**BRIEF:** Repeat every record below exactly as written.

**DATA LISTING:**
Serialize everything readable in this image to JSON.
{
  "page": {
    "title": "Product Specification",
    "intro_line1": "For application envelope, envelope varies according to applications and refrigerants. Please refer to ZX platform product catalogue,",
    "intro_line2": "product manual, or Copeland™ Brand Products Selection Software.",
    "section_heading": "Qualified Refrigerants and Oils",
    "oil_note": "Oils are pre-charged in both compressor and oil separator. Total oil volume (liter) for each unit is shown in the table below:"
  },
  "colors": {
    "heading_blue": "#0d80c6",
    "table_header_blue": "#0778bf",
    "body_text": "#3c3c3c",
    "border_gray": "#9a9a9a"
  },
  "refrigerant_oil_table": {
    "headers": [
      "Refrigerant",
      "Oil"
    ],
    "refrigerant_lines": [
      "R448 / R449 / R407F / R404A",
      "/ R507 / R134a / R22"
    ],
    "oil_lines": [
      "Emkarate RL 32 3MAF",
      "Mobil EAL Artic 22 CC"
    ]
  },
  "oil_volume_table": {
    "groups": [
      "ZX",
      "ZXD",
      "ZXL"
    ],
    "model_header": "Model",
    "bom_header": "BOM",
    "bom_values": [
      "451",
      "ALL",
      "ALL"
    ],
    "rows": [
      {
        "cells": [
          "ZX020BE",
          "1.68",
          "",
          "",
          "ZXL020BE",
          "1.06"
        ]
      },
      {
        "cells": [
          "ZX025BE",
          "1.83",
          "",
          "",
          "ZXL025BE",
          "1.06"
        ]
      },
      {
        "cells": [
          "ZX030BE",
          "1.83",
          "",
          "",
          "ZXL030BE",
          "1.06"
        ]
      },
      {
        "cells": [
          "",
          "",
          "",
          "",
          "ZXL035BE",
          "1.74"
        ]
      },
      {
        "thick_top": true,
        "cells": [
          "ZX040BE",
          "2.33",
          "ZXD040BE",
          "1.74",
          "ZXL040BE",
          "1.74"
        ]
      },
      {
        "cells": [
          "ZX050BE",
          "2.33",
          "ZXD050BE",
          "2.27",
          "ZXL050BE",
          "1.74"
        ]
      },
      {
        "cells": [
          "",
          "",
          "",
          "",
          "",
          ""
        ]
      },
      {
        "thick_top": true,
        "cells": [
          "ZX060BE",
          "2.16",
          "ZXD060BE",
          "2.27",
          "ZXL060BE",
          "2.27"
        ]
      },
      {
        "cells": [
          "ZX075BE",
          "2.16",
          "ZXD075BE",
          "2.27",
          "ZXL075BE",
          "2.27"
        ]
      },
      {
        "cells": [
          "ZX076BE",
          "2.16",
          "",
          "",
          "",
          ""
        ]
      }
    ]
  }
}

**OUTPUT OF THE TASK:**
Serialize everything readable in this image to JSON.
{
  "page": {
    "title": "Product Specification",
    "intro_line1": "For application envelope, envelope varies according to applications and refrigerants. Please refer to ZX platform product catalogue,",
    "intro_line2": "product manual, or Copeland™ Brand Products Selection Software.",
    "section_heading": "Qualified Refrigerants and Oils",
    "oil_note": "Oils are pre-charged in both compressor and oil separator. Total oil volume (liter) for each unit is shown in the table below:"
  },
  "colors": {
    "heading_blue": "#0d80c6",
    "table_header_blue": "#0778bf",
    "body_text": "#3c3c3c",
    "border_gray": "#9a9a9a"
  },
  "refrigerant_oil_table": {
    "headers": [
      "Refrigerant",
      "Oil"
    ],
    "refrigerant_lines": [
      "R448 / R449 / R407F / R404A",
      "/ R507 / R134a / R22"
    ],
    "oil_lines": [
      "Emkarate RL 32 3MAF",
      "Mobil EAL Artic 22 CC"
    ]
  },
  "oil_volume_table": {
    "groups": [
      "ZX",
      "ZXD",
      "ZXL"
    ],
    "model_header": "Model",
    "bom_header": "BOM",
    "bom_values": [
      "451",
      "ALL",
      "ALL"
    ],
    "rows": [
      {
        "cells": [
          "ZX020BE",
          "1.68",
          "",
          "",
          "ZXL020BE",
          "1.06"
        ]
      },
      {
        "cells": [
          "ZX025BE",
          "1.83",
          "",
          "",
          "ZXL025BE",
          "1.06"
        ]
      },
      {
        "cells": [
          "ZX030BE",
          "1.83",
          "",
          "",
          "ZXL030BE",
          "1.06"
        ]
      },
      {
        "cells": [
          "",
          "",
          "",
          "",
          "ZXL035BE",
          "1.74"
        ]
      },
      {
        "thick_top": true,
        "cells": [
          "ZX040BE",
          "2.33",
          "ZXD040BE",
          "1.74",
          "ZXL040BE",
          "1.74"
        ]
      },
      {
        "cells": [
          "ZX050BE",
          "2.33",
          "ZXD050BE",
          "2.27",
          "ZXL050BE",
          "1.74"
        ]
      },
      {
        "cells": [
          "",
          "",
          "",
          "",
          "",
          ""
        ]
      },
      {
        "thick_top": true,
        "cells": [
          "ZX060BE",
          "2.16",
          "ZXD060BE",
          "2.27",
          "ZXL060BE",
          "2.27"
        ]
      },
      {
        "cells": [
          "ZX075BE",
          "2.16",
          "ZXD075BE",
          "2.27",
          "ZXL075BE",
          "2.27"
        ]
      },
      {
        "cells": [
          "ZX076BE",
          "2.16",
          "",
          "",
          "",
          ""
        ]
      }
    ]
  }
}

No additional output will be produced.